Data entries start
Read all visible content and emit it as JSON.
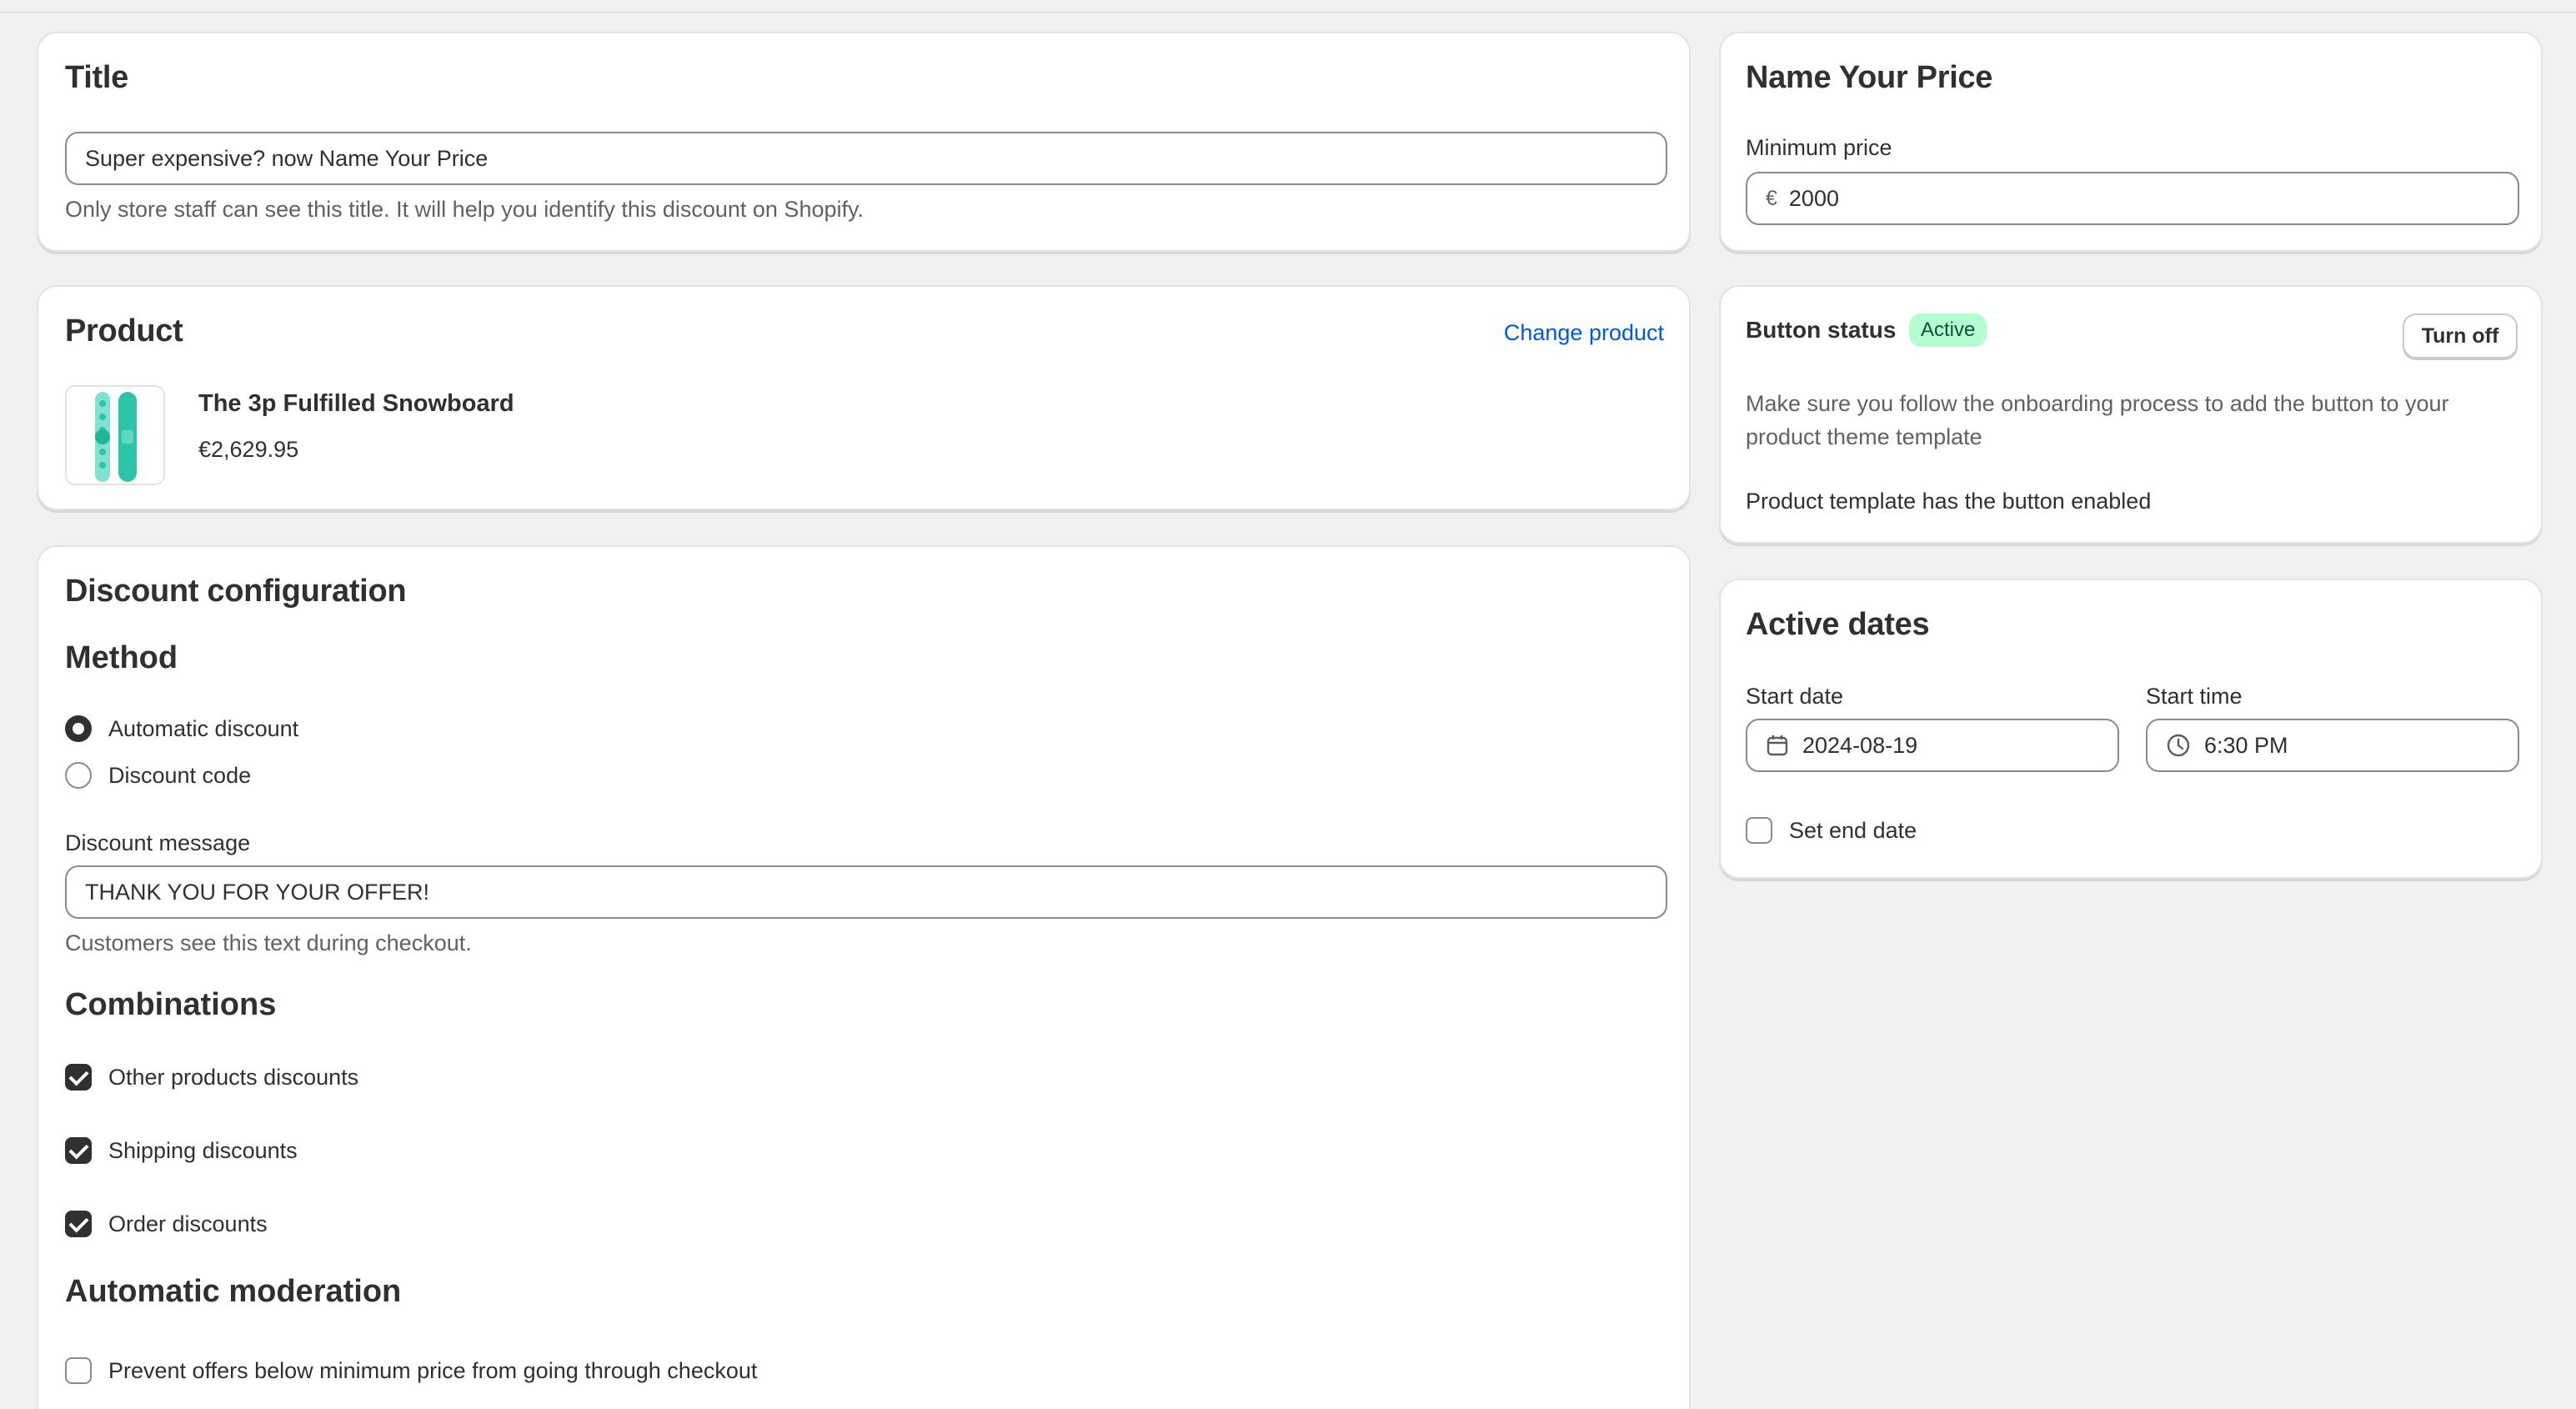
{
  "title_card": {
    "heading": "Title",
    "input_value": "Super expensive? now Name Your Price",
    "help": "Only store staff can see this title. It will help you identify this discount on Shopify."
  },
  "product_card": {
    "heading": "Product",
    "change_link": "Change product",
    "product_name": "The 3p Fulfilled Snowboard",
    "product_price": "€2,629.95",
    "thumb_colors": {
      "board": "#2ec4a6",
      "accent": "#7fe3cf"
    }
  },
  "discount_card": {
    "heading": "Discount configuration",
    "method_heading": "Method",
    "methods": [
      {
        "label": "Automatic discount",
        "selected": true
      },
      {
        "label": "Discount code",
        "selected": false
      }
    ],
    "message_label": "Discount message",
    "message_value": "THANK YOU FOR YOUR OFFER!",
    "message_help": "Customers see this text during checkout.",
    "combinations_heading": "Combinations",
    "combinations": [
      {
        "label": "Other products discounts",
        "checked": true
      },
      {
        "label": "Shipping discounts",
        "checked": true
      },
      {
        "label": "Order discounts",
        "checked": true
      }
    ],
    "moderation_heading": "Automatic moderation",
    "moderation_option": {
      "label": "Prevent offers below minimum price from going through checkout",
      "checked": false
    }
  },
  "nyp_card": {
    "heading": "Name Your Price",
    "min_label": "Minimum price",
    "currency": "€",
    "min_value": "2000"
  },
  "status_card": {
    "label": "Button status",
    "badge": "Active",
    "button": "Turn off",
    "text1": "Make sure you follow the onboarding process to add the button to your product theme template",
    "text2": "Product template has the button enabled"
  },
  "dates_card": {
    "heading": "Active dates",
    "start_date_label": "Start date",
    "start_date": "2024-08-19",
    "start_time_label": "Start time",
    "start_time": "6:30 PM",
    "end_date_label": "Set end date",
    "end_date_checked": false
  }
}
Data entries end
## Goal
Nothing but the pictures may be dropped; output the records above exactly.

## Output of the task
Read all visible content and emit it as JSON.
{
  "title_card": {
    "heading": "Title",
    "input_value": "Super expensive? now Name Your Price",
    "help": "Only store staff can see this title. It will help you identify this discount on Shopify."
  },
  "product_card": {
    "heading": "Product",
    "change_link": "Change product",
    "product_name": "The 3p Fulfilled Snowboard",
    "product_price": "€2,629.95",
    "thumb_colors": {
      "board": "#2ec4a6",
      "accent": "#7fe3cf"
    }
  },
  "discount_card": {
    "heading": "Discount configuration",
    "method_heading": "Method",
    "methods": [
      {
        "label": "Automatic discount",
        "selected": true
      },
      {
        "label": "Discount code",
        "selected": false
      }
    ],
    "message_label": "Discount message",
    "message_value": "THANK YOU FOR YOUR OFFER!",
    "message_help": "Customers see this text during checkout.",
    "combinations_heading": "Combinations",
    "combinations": [
      {
        "label": "Other products discounts",
        "checked": true
      },
      {
        "label": "Shipping discounts",
        "checked": true
      },
      {
        "label": "Order discounts",
        "checked": true
      }
    ],
    "moderation_heading": "Automatic moderation",
    "moderation_option": {
      "label": "Prevent offers below minimum price from going through checkout",
      "checked": false
    }
  },
  "nyp_card": {
    "heading": "Name Your Price",
    "min_label": "Minimum price",
    "currency": "€",
    "min_value": "2000"
  },
  "status_card": {
    "label": "Button status",
    "badge": "Active",
    "button": "Turn off",
    "text1": "Make sure you follow the onboarding process to add the button to your product theme template",
    "text2": "Product template has the button enabled"
  },
  "dates_card": {
    "heading": "Active dates",
    "start_date_label": "Start date",
    "start_date": "2024-08-19",
    "start_time_label": "Start time",
    "start_time": "6:30 PM",
    "end_date_label": "Set end date",
    "end_date_checked": false
  }
}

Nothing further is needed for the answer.